__WORK TO BE COMPLETED__
Please write the lines below as a JSON list of strings, one string per line, skipping blank lines and leaving the pictures out.

—————

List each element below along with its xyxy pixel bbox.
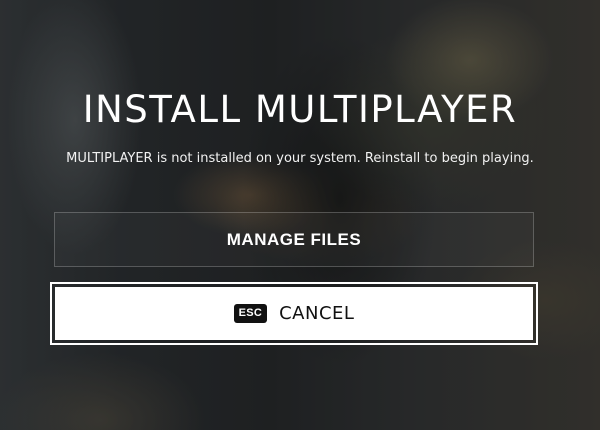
dialog-title: INSTALL MULTIPLAYER (82, 88, 518, 131)
dialog-message: MULTIPLAYER is not installed on your sys… (66, 151, 534, 166)
install-multiplayer-dialog: INSTALL MULTIPLAYER MULTIPLAYER is not i… (0, 0, 600, 430)
manage-files-button[interactable]: MANAGE FILES (54, 212, 534, 267)
esc-key-hint: ESC (233, 304, 268, 323)
cancel-label: CANCEL (279, 303, 355, 324)
cancel-button-face: ESC CANCEL (55, 287, 533, 340)
cancel-button[interactable]: ESC CANCEL (50, 282, 538, 345)
manage-files-label: MANAGE FILES (226, 229, 362, 249)
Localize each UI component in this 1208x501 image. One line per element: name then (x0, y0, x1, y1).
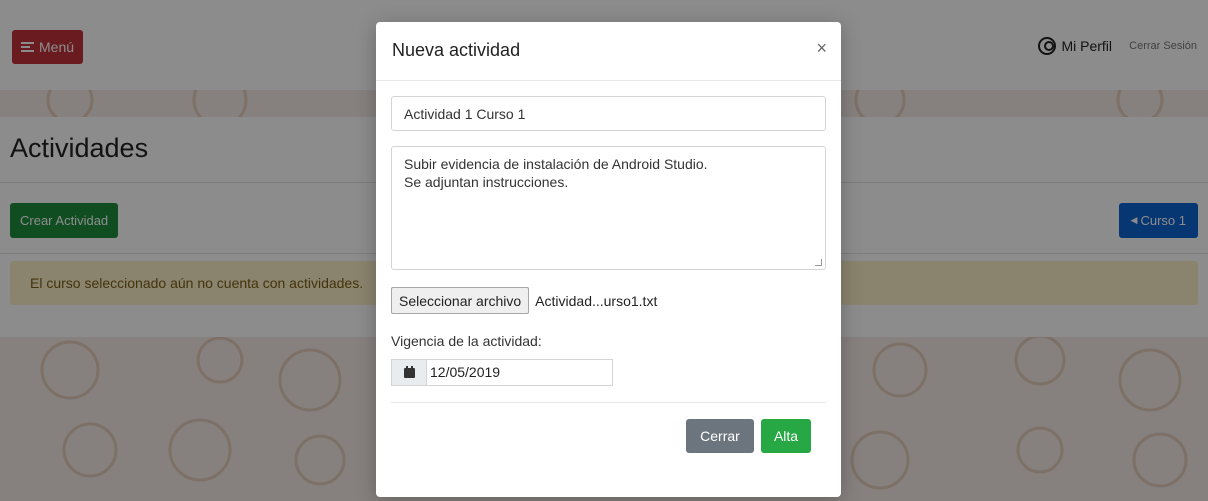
calendar-icon-addon[interactable] (391, 359, 426, 386)
close-icon[interactable]: × (816, 38, 827, 59)
select-file-button[interactable]: Seleccionar archivo (391, 287, 530, 314)
validity-label: Vigencia de la actividad: (391, 333, 542, 349)
description-line: Se adjuntan instrucciones. (404, 174, 569, 190)
modal-title: Nueva actividad (392, 40, 521, 60)
calendar-icon (403, 365, 415, 378)
activity-description-textarea[interactable]: Subir evidencia de instalación de Androi… (391, 146, 826, 270)
file-upload: Seleccionar archivo Actividad...urso1.tx… (391, 287, 657, 314)
file-name: Actividad...urso1.txt (535, 292, 658, 309)
new-activity-modal: Nueva actividad × Actividad 1 Curso 1 Su… (376, 22, 841, 497)
activity-name-input[interactable]: Actividad 1 Curso 1 (391, 96, 826, 131)
submit-button[interactable]: Alta (761, 419, 811, 453)
description-line: Subir evidencia de instalación de Androi… (404, 156, 708, 172)
cancel-button[interactable]: Cerrar (686, 419, 754, 453)
divider (391, 402, 826, 403)
validity-date-group: 12/05/2019 (391, 359, 613, 386)
validity-date-input[interactable]: 12/05/2019 (426, 359, 613, 386)
divider (376, 80, 841, 81)
resize-handle-icon[interactable] (815, 259, 822, 266)
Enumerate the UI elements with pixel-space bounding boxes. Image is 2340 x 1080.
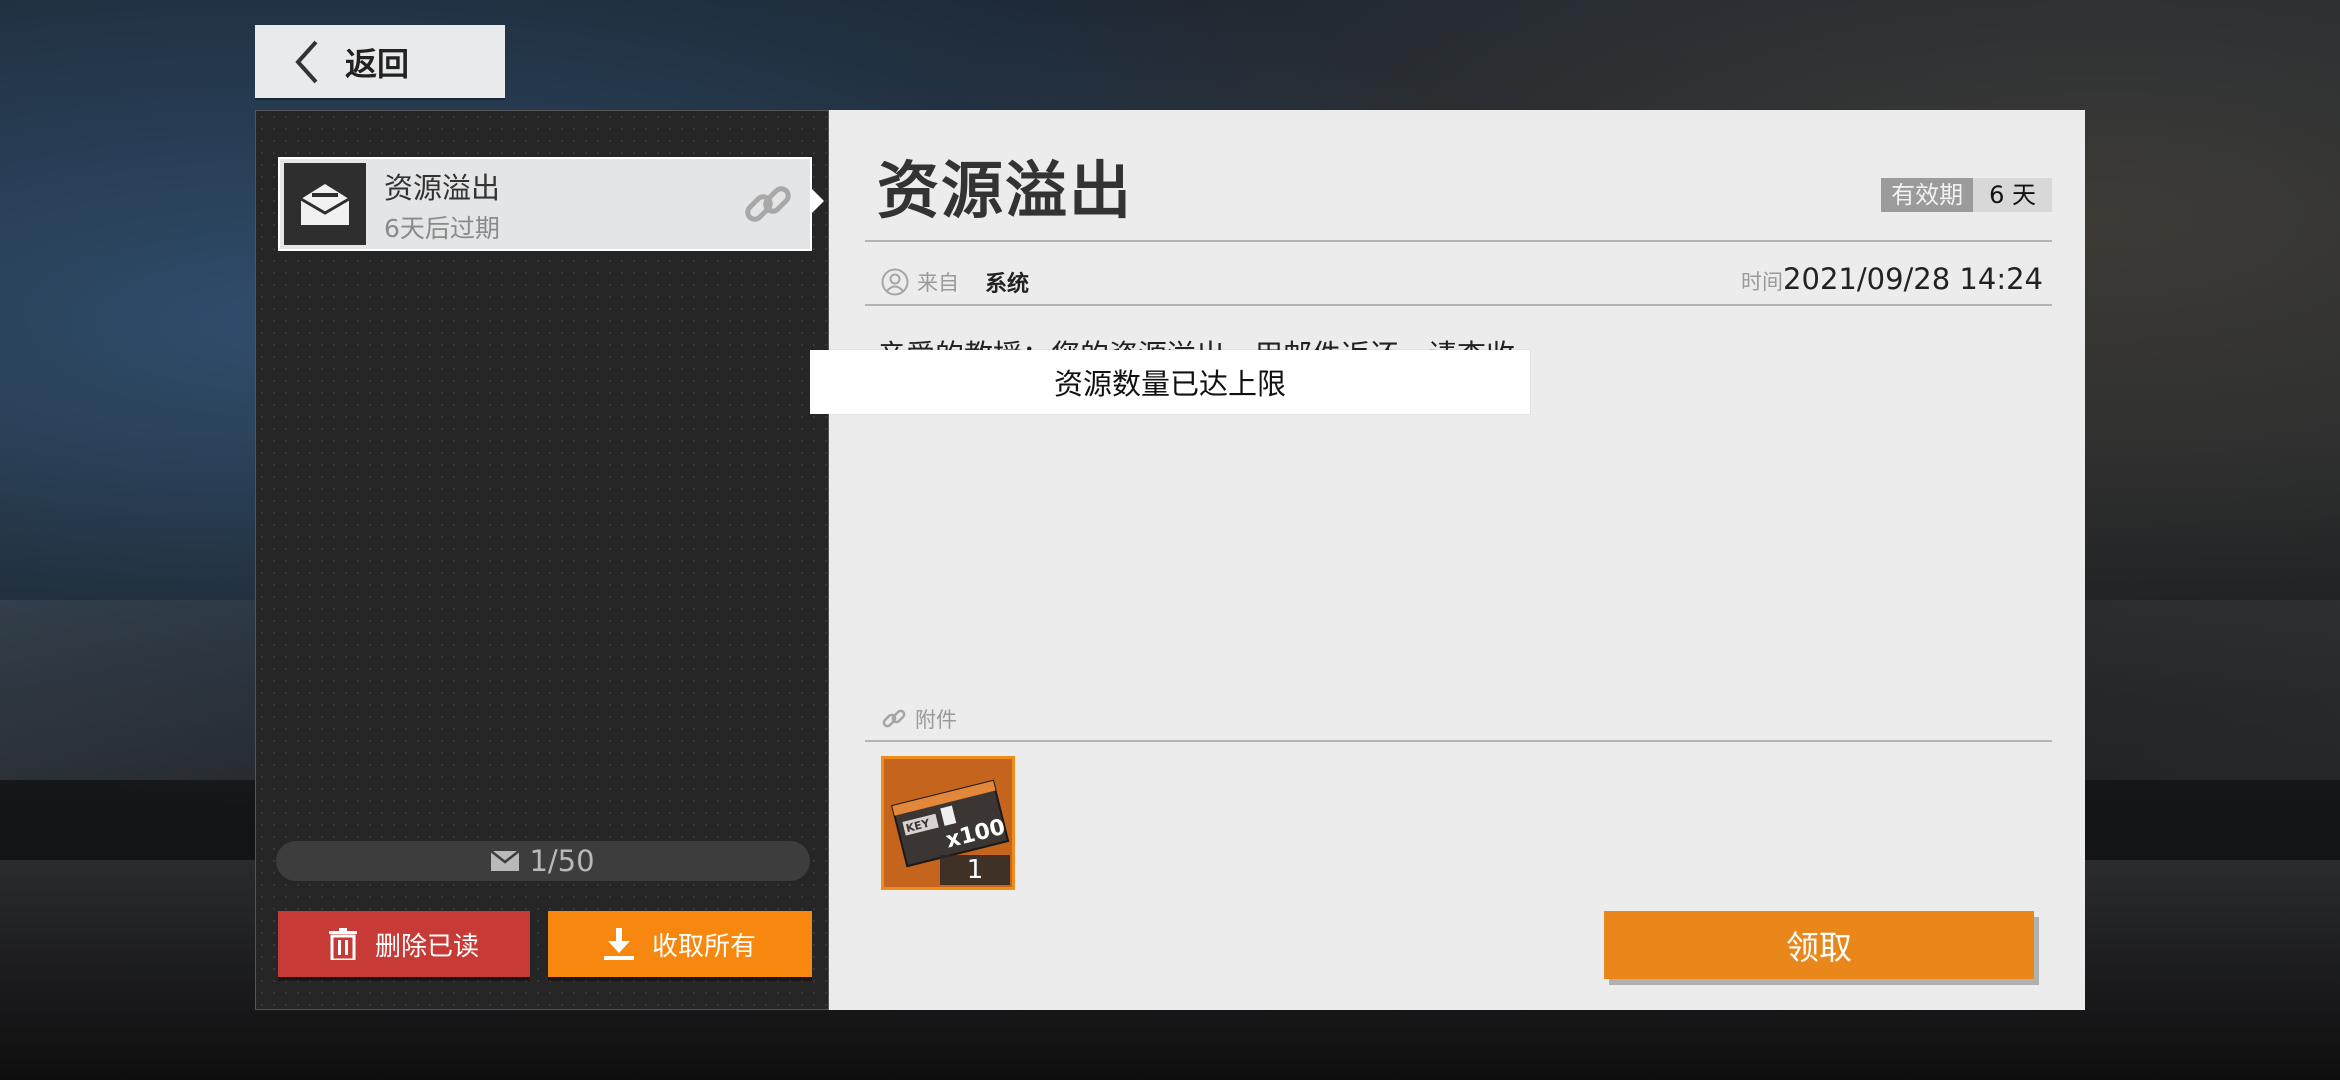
attachment-item[interactable]: KEY x100 1 (881, 756, 1015, 890)
mail-detail-panel: 资源溢出 有效期 6 天 来自 系统 时间 2021/09/28 14:24 亲… (829, 110, 2085, 1010)
sent-time: 时间 2021/09/28 14:24 (1741, 262, 2043, 296)
link-icon (740, 177, 796, 237)
back-label: 返回 (345, 44, 410, 83)
attachments-label: 附件 (915, 708, 957, 732)
mail-count: 1/50 (529, 844, 595, 878)
envelope-open-icon (284, 163, 366, 245)
attachment-quantity: 1 (940, 855, 1010, 885)
claim-label: 领取 (1786, 928, 1852, 967)
toast-text: 资源数量已达上限 (1053, 367, 1286, 401)
divider (865, 304, 2052, 306)
time-value: 2021/09/28 14:24 (1783, 262, 2043, 296)
back-button[interactable]: 返回 (255, 25, 505, 98)
delete-read-button[interactable]: 删除已读 (278, 911, 530, 977)
time-label: 时间 (1741, 270, 1784, 294)
validity-label: 有效期 (1881, 178, 1974, 212)
link-icon (882, 709, 906, 728)
from-value: 系统 (985, 272, 1030, 297)
from-label: 来自 (917, 271, 959, 295)
mail-list-item[interactable]: 资源溢出 6天后过期 (278, 157, 824, 251)
attachments-header: 附件 (881, 704, 957, 734)
trash-icon (328, 928, 357, 960)
envelope-icon (491, 851, 520, 871)
mail-item-title: 资源溢出 (384, 171, 501, 205)
mail-meta: 来自 系统 时间 2021/09/28 14:24 (865, 252, 2043, 312)
validity-badge: 有效期 6 天 (1881, 178, 2052, 212)
collect-all-button[interactable]: 收取所有 (548, 911, 812, 977)
mail-item-expiry: 6天后过期 (384, 214, 500, 243)
divider (865, 240, 2052, 242)
download-icon (603, 928, 634, 960)
validity-value: 6 天 (1973, 178, 2052, 212)
toast-notification: 资源数量已达上限 (810, 350, 1530, 414)
collect-all-label: 收取所有 (651, 931, 756, 962)
chevron-left-icon (277, 25, 337, 98)
divider (865, 740, 2052, 742)
mail-list-panel: 资源溢出 6天后过期 1/50 删除已读 收取所有 (255, 110, 829, 1010)
user-icon (881, 268, 909, 296)
mail-count-bar: 1/50 (276, 841, 810, 881)
claim-button[interactable]: 领取 (1604, 911, 2034, 979)
delete-read-label: 删除已读 (374, 931, 479, 962)
sender: 来自 系统 (881, 266, 1029, 298)
mail-title: 资源溢出 (877, 154, 1134, 227)
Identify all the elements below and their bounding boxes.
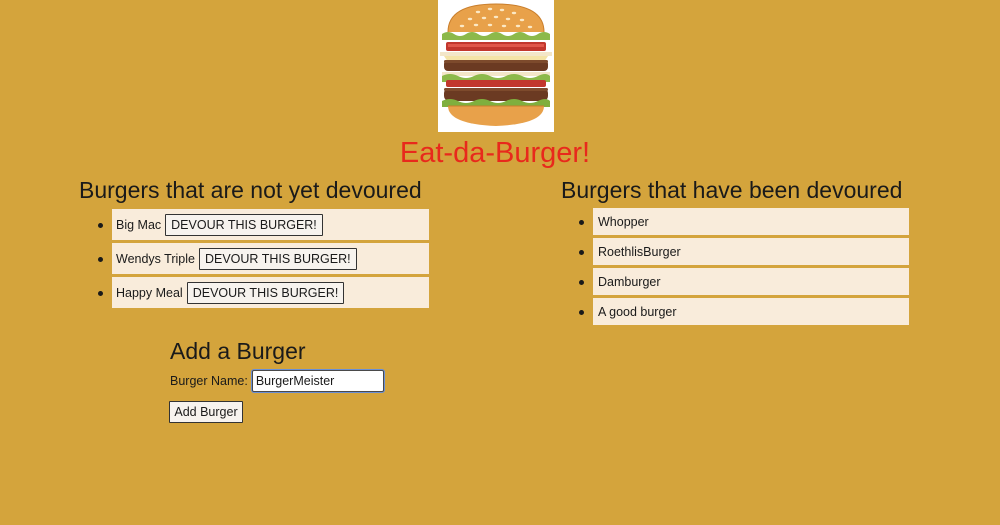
devour-button[interactable]: DEVOUR THIS BURGER! xyxy=(165,213,323,236)
burger-logo xyxy=(438,0,554,132)
app-title: Eat-da-Burger! xyxy=(399,137,591,169)
devoured-list: Whopper RoethlisBurger Damburger A good … xyxy=(579,208,909,328)
burger-name-label: Burger Name: xyxy=(170,374,248,388)
burger-name: A good burger xyxy=(598,304,677,319)
devour-button[interactable]: DEVOUR THIS BURGER! xyxy=(198,247,357,270)
burger-icon xyxy=(440,3,552,126)
burger-name: Damburger xyxy=(598,274,661,289)
burger-name-input[interactable] xyxy=(251,370,384,392)
burger-name: Whopper xyxy=(598,214,649,229)
burger-name: Happy Meal xyxy=(116,285,183,300)
not-devoured-item: Big Mac DEVOUR THIS BURGER! xyxy=(98,209,429,240)
devoured-item: Whopper xyxy=(579,208,909,235)
devoured-heading: Burgers that have been devoured xyxy=(561,177,903,203)
devoured-item: A good burger xyxy=(579,298,909,325)
not-devoured-heading: Burgers that are not yet devoured xyxy=(79,177,422,203)
devour-button[interactable]: DEVOUR THIS BURGER! xyxy=(186,281,345,304)
devoured-item: RoethlisBurger xyxy=(579,238,909,265)
not-devoured-item: Wendys Triple DEVOUR THIS BURGER! xyxy=(98,243,429,274)
add-burger-heading: Add a Burger xyxy=(170,338,306,364)
burger-name: Big Mac xyxy=(116,217,162,232)
not-devoured-list: Big Mac DEVOUR THIS BURGER! Wendys Tripl… xyxy=(98,209,429,311)
burger-name: RoethlisBurger xyxy=(598,244,681,259)
devoured-item: Damburger xyxy=(579,268,909,295)
add-burger-button[interactable]: Add Burger xyxy=(169,401,243,423)
burger-name-row: Burger Name: xyxy=(170,370,384,392)
not-devoured-item: Happy Meal DEVOUR THIS BURGER! xyxy=(98,277,429,308)
burger-name: Wendys Triple xyxy=(116,251,195,266)
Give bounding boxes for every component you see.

—————

__RESULT__
[
  "List each element below along with its xyxy pixel bbox.",
  "dialog-title: INSTALL MULTIPLAYER (82, 88, 518, 131)",
  "dialog-message: MULTIPLAYER is not installed on your sys… (66, 151, 534, 166)",
  "install-multiplayer-dialog: INSTALL MULTIPLAYER MULTIPLAYER is not i… (0, 0, 600, 430)",
  "manage-files-button[interactable]: MANAGE FILES (54, 212, 534, 267)",
  "esc-key-hint: ESC (233, 304, 268, 323)",
  "cancel-label: CANCEL (279, 303, 355, 324)",
  "cancel-button-face: ESC CANCEL (55, 287, 533, 340)",
  "cancel-button[interactable]: ESC CANCEL (50, 282, 538, 345)",
  "manage-files-label: MANAGE FILES (226, 229, 362, 249)",
  "Localize each UI component in this 1208x501 image. One line per element: name then (x0, y0, x1, y1).",
  "calendar-icon-addon[interactable] (391, 359, 426, 386)",
  "close-icon[interactable]: × (816, 38, 827, 59)",
  "select-file-button[interactable]: Seleccionar archivo (391, 287, 530, 314)",
  "validity-label: Vigencia de la actividad: (391, 333, 542, 349)",
  "description-line: Se adjuntan instrucciones. (404, 174, 569, 190)",
  "modal-title: Nueva actividad (392, 40, 521, 60)",
  "calendar-icon (403, 365, 415, 378)",
  "activity-description-textarea[interactable]: Subir evidencia de instalación de Androi… (391, 146, 826, 270)",
  "file-upload: Seleccionar archivo Actividad...urso1.tx… (391, 287, 657, 314)",
  "file-name: Actividad...urso1.txt (535, 292, 658, 309)",
  "new-activity-modal: Nueva actividad × Actividad 1 Curso 1 Su… (376, 22, 841, 497)",
  "activity-name-input[interactable]: Actividad 1 Curso 1 (391, 96, 826, 131)",
  "submit-button[interactable]: Alta (761, 419, 811, 453)",
  "description-line: Subir evidencia de instalación de Androi… (404, 156, 708, 172)",
  "cancel-button[interactable]: Cerrar (686, 419, 754, 453)",
  "divider (391, 402, 826, 403)",
  "validity-date-group: 12/05/2019 (391, 359, 613, 386)",
  "validity-date-input[interactable]: 12/05/2019 (426, 359, 613, 386)",
  "divider (376, 80, 841, 81)",
  "resize-handle-icon[interactable] (815, 259, 822, 266)",
  "Enumerate the UI elements with pixel-space bounding boxes. Image is 2340 x 1080.",
  "attachment-item[interactable]: KEY x100 1 (881, 756, 1015, 890)",
  "mail-detail-panel: 资源溢出 有效期 6 天 来自 系统 时间 2021/09/28 14:24 亲… (829, 110, 2085, 1010)",
  "sent-time: 时间 2021/09/28 14:24 (1741, 262, 2043, 296)",
  "link-icon (740, 177, 796, 237)",
  "back-label: 返回 (345, 44, 410, 83)",
  "attachments-label: 附件 (915, 708, 957, 732)",
  "mail-count: 1/50 (529, 844, 595, 878)",
  "envelope-open-icon (284, 163, 366, 245)",
  "attachment-quantity: 1 (940, 855, 1010, 885)",
  "claim-label: 领取 (1786, 928, 1852, 967)",
  "toast-text: 资源数量已达上限 (1053, 367, 1286, 401)",
  "divider (865, 304, 2052, 306)",
  "time-value: 2021/09/28 14:24 (1783, 262, 2043, 296)",
  "back-button[interactable]: 返回 (255, 25, 505, 98)",
  "delete-read-button[interactable]: 删除已读 (278, 911, 530, 977)",
  "time-label: 时间 (1741, 270, 1784, 294)",
  "validity-label: 有效期 (1881, 178, 1974, 212)",
  "link-icon (882, 709, 906, 728)",
  "from-value: 系统 (985, 272, 1030, 297)",
  "from-label: 来自 (917, 271, 959, 295)",
  "mail-list-item[interactable]: 资源溢出 6天后过期 (278, 157, 824, 251)",
  "attachments-header: 附件 (881, 704, 957, 734)",
  "trash-icon (328, 928, 357, 960)",
  "envelope-icon (491, 851, 520, 871)",
  "mail-item-title: 资源溢出 (384, 171, 501, 205)",
  "mail-meta: 来自 系统 时间 2021/09/28 14:24 (865, 252, 2043, 312)",
  "validity-badge: 有效期 6 天 (1881, 178, 2052, 212)",
  "collect-all-button[interactable]: 收取所有 (548, 911, 812, 977)",
  "mail-item-expiry: 6天后过期 (384, 214, 500, 243)",
  "divider (865, 240, 2052, 242)",
  "download-icon (603, 928, 634, 960)",
  "validity-value: 6 天 (1973, 178, 2052, 212)",
  "toast-notification: 资源数量已达上限 (810, 350, 1530, 414)",
  "collect-all-label: 收取所有 (651, 931, 756, 962)",
  "chevron-left-icon (277, 25, 337, 98)",
  "divider (865, 740, 2052, 742)",
  "mail-list-panel: 资源溢出 6天后过期 1/50 删除已读 收取所有 (255, 110, 829, 1010)",
  "user-icon (881, 268, 909, 296)",
  "mail-count-bar: 1/50 (276, 841, 810, 881)",
  "claim-button[interactable]: 领取 (1604, 911, 2034, 979)",
  "delete-read-label: 删除已读 (374, 931, 479, 962)",
  "sender: 来自 系统 (881, 266, 1029, 298)",
  "mail-title: 资源溢出 (877, 154, 1134, 227)",
  "Identify all the elements below and their bounding boxes.",
  "devour-button[interactable]: DEVOUR THIS BURGER! xyxy=(165,213,323,236)",
  "burger-logo xyxy=(438,0,554,132)",
  "app-title: Eat-da-Burger! xyxy=(399,137,591,169)",
  "devoured-list: Whopper RoethlisBurger Damburger A good … xyxy=(579,208,909,328)",
  "burger-name-label: Burger Name: xyxy=(170,374,248,388)",
  "burger-name: A good burger xyxy=(598,304,677,319)",
  "devour-button[interactable]: DEVOUR THIS BURGER! xyxy=(198,247,357,270)",
  "burger-icon xyxy=(440,3,552,126)",
  "burger-name: Damburger xyxy=(598,274,661,289)",
  "burger-name-input[interactable] xyxy=(251,370,384,392)",
  "burger-name: Whopper xyxy=(598,214,649,229)",
  "burger-name: Happy Meal xyxy=(116,285,183,300)",
  "not-devoured-item: Big Mac DEVOUR THIS BURGER! xyxy=(98,209,429,240)",
  "devoured-item: Whopper xyxy=(579,208,909,235)",
  "devoured-heading: Burgers that have been devoured xyxy=(561,177,903,203)",
  "devoured-item: A good burger xyxy=(579,298,909,325)",
  "not-devoured-heading: Burgers that are not yet devoured xyxy=(79,177,422,203)",
  "devour-button[interactable]: DEVOUR THIS BURGER! xyxy=(186,281,345,304)",
  "devoured-item: RoethlisBurger xyxy=(579,238,909,265)",
  "not-devoured-item: Wendys Triple DEVOUR THIS BURGER! xyxy=(98,243,429,274)",
  "add-burger-heading: Add a Burger xyxy=(170,338,306,364)",
  "burger-name: Big Mac xyxy=(116,217,162,232)",
  "not-devoured-list: Big Mac DEVOUR THIS BURGER! Wendys Tripl… xyxy=(98,209,429,311)",
  "burger-name: RoethlisBurger xyxy=(598,244,681,259)",
  "devoured-item: Damburger xyxy=(579,268,909,295)",
  "add-burger-button[interactable]: Add Burger xyxy=(169,401,243,423)",
  "burger-name-row: Burger Name: xyxy=(170,370,384,392)",
  "not-devoured-item: Happy Meal DEVOUR THIS BURGER! xyxy=(98,277,429,308)",
  "burger-name: Wendys Triple xyxy=(116,251,195,266)",
  "Give bounding boxes for every component you see."
]